* **Aim of the exercise**:
Print the lines below word for word, starting with the first line and stopping after the line that contains "- about-heading: 社会保険労務士試験とは: [8, 382, 192, 407]".

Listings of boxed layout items
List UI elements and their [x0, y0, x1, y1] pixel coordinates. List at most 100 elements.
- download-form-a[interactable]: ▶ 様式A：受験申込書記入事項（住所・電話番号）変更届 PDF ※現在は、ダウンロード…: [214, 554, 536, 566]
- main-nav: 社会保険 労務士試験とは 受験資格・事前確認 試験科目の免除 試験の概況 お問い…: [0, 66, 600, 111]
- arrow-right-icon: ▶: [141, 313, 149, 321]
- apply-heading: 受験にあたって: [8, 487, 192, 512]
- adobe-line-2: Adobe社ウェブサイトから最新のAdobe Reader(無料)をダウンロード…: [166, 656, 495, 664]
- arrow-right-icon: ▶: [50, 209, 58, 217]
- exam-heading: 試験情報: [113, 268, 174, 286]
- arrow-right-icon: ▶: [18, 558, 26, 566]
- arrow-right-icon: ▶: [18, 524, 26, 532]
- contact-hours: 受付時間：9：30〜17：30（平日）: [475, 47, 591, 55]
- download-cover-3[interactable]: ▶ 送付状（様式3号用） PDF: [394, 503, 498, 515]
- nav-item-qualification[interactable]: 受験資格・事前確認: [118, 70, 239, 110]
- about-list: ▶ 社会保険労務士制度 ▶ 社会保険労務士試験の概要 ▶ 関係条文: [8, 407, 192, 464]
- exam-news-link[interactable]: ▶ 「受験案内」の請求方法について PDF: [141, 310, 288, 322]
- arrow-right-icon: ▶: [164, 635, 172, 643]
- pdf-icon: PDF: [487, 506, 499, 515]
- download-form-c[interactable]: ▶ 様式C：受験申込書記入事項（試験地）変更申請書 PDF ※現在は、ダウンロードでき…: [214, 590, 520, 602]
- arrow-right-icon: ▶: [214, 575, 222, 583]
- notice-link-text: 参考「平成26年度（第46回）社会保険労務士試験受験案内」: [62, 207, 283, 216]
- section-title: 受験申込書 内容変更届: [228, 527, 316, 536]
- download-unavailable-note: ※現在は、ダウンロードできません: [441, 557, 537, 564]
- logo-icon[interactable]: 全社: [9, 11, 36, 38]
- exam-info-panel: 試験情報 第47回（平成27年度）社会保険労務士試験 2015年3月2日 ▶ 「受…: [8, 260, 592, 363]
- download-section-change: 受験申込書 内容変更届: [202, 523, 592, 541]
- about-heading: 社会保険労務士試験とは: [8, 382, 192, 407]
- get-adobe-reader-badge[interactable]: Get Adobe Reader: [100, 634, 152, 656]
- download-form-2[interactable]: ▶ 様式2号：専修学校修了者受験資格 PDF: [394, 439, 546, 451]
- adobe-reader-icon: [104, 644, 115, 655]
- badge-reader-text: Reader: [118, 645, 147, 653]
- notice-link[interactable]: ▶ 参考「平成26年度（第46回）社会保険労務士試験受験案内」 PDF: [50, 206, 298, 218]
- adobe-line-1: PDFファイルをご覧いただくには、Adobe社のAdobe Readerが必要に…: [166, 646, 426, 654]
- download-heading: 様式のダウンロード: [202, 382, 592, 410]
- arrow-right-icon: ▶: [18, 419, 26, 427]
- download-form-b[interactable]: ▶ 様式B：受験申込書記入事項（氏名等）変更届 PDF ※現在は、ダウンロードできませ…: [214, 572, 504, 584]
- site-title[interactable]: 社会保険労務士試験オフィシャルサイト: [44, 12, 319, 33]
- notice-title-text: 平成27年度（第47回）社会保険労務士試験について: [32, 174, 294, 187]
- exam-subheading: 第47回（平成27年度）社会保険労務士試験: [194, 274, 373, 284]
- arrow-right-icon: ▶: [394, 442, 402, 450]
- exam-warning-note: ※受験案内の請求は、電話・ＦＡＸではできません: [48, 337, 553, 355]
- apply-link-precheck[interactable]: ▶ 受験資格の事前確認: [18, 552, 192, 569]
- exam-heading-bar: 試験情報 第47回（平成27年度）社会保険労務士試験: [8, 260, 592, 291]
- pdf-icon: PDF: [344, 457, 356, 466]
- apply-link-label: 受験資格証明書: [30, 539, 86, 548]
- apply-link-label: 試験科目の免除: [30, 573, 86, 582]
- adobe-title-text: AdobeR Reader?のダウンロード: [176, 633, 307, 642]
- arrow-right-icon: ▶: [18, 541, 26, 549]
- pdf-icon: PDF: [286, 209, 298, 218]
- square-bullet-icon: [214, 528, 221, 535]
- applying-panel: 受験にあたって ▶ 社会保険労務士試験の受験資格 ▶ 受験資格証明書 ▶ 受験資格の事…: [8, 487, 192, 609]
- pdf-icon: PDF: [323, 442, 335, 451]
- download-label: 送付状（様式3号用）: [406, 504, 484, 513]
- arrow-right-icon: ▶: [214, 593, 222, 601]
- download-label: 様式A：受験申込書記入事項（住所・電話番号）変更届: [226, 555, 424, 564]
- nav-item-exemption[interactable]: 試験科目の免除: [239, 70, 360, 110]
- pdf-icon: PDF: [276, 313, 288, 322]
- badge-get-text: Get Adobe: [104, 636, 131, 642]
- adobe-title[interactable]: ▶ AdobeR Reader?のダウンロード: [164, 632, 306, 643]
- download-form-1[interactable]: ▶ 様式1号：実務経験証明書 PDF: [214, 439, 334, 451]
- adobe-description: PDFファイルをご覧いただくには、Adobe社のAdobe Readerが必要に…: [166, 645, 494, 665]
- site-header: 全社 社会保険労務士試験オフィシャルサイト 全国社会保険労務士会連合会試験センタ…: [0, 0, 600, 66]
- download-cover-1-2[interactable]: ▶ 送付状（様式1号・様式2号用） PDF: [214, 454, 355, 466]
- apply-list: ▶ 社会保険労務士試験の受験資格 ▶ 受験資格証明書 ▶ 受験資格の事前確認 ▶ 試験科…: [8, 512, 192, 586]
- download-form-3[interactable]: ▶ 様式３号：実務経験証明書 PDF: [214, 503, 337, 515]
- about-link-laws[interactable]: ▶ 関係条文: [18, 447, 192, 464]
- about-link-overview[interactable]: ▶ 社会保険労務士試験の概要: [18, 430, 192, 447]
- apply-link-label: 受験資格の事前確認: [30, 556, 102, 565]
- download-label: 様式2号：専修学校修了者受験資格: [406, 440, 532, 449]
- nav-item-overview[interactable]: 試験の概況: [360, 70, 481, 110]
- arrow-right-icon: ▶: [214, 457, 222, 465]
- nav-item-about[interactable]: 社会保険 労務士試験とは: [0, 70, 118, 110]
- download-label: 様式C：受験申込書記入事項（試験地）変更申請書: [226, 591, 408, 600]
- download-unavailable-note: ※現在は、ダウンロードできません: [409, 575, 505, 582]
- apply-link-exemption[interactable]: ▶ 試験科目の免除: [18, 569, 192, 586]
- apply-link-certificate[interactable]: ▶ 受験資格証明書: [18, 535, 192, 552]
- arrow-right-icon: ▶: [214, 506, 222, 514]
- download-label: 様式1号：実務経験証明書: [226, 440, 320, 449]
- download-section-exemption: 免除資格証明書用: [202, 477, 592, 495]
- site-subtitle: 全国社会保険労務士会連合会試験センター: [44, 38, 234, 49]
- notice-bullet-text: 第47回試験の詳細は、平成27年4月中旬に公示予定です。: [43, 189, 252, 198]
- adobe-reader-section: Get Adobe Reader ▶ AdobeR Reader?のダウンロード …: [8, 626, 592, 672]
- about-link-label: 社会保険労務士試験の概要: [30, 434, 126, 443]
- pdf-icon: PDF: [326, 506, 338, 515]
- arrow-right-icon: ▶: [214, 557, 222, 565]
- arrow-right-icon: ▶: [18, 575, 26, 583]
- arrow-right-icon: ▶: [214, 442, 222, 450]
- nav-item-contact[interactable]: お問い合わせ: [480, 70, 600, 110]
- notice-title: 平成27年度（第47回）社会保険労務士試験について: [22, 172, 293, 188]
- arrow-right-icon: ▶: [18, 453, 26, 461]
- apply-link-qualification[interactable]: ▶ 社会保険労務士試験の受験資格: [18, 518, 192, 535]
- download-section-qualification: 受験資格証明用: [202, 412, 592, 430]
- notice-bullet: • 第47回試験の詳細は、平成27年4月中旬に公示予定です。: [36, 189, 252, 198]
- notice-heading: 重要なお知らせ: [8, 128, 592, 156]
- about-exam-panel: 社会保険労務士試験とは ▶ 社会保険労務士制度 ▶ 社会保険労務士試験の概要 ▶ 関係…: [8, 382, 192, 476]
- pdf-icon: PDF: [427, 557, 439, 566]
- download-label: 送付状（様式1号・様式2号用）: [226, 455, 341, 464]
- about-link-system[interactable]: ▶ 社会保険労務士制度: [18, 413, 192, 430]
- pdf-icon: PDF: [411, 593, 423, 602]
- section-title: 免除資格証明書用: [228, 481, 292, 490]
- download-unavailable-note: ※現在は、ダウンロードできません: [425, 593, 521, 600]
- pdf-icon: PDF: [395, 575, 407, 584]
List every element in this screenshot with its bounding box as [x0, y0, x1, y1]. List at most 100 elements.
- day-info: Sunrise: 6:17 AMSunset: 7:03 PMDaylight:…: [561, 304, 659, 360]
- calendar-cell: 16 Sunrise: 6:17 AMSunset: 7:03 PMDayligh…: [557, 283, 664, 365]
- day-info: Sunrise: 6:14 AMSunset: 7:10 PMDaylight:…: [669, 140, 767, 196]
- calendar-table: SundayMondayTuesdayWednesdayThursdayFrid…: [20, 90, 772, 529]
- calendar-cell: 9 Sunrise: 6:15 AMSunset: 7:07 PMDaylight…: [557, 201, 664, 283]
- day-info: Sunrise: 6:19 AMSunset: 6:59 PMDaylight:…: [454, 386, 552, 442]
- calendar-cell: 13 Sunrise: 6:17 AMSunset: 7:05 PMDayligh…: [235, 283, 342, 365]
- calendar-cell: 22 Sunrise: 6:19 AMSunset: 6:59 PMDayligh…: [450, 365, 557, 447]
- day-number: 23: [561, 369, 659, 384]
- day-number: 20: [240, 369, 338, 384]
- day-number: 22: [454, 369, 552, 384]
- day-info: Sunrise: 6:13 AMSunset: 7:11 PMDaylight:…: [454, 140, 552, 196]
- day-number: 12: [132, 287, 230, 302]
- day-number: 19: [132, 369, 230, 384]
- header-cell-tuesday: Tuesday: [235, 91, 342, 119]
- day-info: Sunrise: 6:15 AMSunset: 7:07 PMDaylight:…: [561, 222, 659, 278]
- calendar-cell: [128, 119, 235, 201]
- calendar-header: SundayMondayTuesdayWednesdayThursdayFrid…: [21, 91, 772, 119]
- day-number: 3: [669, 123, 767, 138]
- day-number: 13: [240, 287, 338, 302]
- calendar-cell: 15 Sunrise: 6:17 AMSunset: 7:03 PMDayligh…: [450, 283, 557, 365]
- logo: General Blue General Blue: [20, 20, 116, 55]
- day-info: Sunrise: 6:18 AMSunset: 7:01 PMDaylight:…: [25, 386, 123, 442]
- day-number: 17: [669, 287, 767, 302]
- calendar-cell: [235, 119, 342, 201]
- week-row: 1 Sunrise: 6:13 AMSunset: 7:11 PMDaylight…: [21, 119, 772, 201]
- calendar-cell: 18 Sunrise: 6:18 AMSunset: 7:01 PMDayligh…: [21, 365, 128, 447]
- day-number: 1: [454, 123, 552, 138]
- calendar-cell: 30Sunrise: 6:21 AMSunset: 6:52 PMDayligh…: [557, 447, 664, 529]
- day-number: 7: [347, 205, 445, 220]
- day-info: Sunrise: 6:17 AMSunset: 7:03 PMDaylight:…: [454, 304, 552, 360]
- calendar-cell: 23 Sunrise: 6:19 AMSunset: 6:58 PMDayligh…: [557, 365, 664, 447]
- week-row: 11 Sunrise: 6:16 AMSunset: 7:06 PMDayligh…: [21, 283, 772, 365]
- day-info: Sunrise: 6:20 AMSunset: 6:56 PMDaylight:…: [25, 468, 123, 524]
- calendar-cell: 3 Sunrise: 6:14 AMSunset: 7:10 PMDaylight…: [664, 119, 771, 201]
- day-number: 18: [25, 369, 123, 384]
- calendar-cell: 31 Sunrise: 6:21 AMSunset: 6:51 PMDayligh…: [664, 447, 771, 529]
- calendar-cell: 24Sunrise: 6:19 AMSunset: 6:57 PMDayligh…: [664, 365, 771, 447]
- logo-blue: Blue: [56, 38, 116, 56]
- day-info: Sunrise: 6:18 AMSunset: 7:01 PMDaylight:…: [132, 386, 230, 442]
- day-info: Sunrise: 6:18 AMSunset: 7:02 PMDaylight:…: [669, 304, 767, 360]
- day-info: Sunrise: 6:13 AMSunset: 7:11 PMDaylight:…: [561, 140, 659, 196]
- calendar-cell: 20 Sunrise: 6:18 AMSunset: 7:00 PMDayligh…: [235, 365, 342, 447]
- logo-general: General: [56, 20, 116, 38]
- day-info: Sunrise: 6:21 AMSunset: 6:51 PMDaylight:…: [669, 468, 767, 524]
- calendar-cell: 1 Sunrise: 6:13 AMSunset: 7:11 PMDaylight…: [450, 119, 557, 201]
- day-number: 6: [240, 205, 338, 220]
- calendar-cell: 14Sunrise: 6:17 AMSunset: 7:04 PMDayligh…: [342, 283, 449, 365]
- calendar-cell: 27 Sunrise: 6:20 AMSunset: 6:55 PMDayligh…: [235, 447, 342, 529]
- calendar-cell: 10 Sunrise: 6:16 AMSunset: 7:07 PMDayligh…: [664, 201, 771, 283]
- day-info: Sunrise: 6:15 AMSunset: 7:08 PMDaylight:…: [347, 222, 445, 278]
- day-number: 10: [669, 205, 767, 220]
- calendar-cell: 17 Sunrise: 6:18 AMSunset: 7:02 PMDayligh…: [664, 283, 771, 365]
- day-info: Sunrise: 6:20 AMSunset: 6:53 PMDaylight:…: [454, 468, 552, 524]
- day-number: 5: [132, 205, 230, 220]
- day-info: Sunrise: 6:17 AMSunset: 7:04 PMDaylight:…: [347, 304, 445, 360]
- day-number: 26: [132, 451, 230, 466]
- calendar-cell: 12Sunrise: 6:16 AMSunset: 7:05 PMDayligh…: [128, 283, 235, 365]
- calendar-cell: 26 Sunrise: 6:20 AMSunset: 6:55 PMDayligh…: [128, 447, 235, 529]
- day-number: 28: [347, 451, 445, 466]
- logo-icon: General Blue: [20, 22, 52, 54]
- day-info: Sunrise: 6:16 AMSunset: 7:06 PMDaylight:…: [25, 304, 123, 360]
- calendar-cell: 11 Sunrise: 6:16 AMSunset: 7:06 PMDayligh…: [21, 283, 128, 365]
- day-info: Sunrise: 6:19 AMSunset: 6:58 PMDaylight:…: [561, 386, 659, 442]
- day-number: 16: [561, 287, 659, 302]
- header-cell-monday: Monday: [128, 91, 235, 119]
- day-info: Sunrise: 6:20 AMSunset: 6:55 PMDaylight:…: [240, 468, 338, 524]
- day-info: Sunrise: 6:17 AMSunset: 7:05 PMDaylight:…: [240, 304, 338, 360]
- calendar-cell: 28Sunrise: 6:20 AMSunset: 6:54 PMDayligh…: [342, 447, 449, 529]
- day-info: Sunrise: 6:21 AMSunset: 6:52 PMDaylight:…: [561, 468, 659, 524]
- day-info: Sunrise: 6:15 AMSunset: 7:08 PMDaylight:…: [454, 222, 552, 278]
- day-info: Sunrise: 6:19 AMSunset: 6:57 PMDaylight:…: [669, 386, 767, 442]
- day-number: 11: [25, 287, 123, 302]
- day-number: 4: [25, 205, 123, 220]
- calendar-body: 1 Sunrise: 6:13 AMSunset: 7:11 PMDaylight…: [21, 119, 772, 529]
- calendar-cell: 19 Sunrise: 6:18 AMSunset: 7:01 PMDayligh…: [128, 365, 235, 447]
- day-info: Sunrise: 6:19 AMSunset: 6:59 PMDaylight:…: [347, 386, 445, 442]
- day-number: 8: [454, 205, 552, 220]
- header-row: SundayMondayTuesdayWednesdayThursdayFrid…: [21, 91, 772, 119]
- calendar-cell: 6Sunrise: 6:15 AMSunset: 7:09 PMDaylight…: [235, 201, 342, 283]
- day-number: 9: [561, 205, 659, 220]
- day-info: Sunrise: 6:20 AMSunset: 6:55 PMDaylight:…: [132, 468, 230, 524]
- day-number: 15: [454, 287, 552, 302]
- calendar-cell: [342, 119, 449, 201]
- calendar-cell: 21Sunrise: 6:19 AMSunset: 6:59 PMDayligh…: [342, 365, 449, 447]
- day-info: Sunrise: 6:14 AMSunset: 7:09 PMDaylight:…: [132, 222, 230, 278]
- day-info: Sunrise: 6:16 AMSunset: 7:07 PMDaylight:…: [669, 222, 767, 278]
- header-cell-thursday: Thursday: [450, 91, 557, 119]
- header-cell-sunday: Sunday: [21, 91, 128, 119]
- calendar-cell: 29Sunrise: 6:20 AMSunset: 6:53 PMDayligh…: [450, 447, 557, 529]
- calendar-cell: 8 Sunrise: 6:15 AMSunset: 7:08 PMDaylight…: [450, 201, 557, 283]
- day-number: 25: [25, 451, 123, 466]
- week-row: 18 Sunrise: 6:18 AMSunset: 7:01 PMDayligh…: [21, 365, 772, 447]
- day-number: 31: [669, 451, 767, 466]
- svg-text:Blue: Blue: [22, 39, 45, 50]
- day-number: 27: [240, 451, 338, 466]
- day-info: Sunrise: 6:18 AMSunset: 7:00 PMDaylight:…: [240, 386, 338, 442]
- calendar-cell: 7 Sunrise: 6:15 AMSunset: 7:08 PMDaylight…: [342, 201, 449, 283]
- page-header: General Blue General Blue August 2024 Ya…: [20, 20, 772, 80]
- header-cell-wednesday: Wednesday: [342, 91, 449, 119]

* **Correct response**:
List UI elements and their [x0, y0, x1, y1] pixel coordinates. List at most 100 elements.
- download-form-a[interactable]: ▶ 様式A：受験申込書記入事項（住所・電話番号）変更届 PDF ※現在は、ダウンロード…: [214, 554, 536, 566]
- main-nav: 社会保険 労務士試験とは 受験資格・事前確認 試験科目の免除 試験の概況 お問い…: [0, 66, 600, 111]
- arrow-right-icon: ▶: [141, 313, 149, 321]
- apply-heading: 受験にあたって: [8, 487, 192, 512]
- adobe-line-2: Adobe社ウェブサイトから最新のAdobe Reader(無料)をダウンロード…: [166, 656, 495, 664]
- arrow-right-icon: ▶: [50, 209, 58, 217]
- exam-heading: 試験情報: [113, 268, 174, 286]
- arrow-right-icon: ▶: [18, 558, 26, 566]
- arrow-right-icon: ▶: [18, 524, 26, 532]
- contact-hours: 受付時間：9：30〜17：30（平日）: [475, 47, 591, 55]
- download-cover-3[interactable]: ▶ 送付状（様式3号用） PDF: [394, 503, 498, 515]
- nav-item-qualification[interactable]: 受験資格・事前確認: [118, 70, 239, 110]
- about-list: ▶ 社会保険労務士制度 ▶ 社会保険労務士試験の概要 ▶ 関係条文: [8, 407, 192, 464]
- exam-news-link[interactable]: ▶ 「受験案内」の請求方法について PDF: [141, 310, 288, 322]
- arrow-right-icon: ▶: [164, 635, 172, 643]
- pdf-icon: PDF: [487, 506, 499, 515]
- download-form-c[interactable]: ▶ 様式C：受験申込書記入事項（試験地）変更申請書 PDF ※現在は、ダウンロードでき…: [214, 590, 520, 602]
- arrow-right-icon: ▶: [214, 575, 222, 583]
- notice-link-text: 参考「平成26年度（第46回）社会保険労務士試験受験案内」: [62, 207, 283, 216]
- section-title: 受験申込書 内容変更届: [228, 527, 316, 536]
- download-unavailable-note: ※現在は、ダウンロードできません: [441, 557, 537, 564]
- logo-icon[interactable]: 全社: [9, 11, 36, 38]
- exam-info-panel: 試験情報 第47回（平成27年度）社会保険労務士試験 2015年3月2日 ▶ 「受…: [8, 260, 592, 363]
- download-section-change: 受験申込書 内容変更届: [202, 523, 592, 541]
- about-heading: 社会保険労務士試験とは: [8, 382, 192, 407]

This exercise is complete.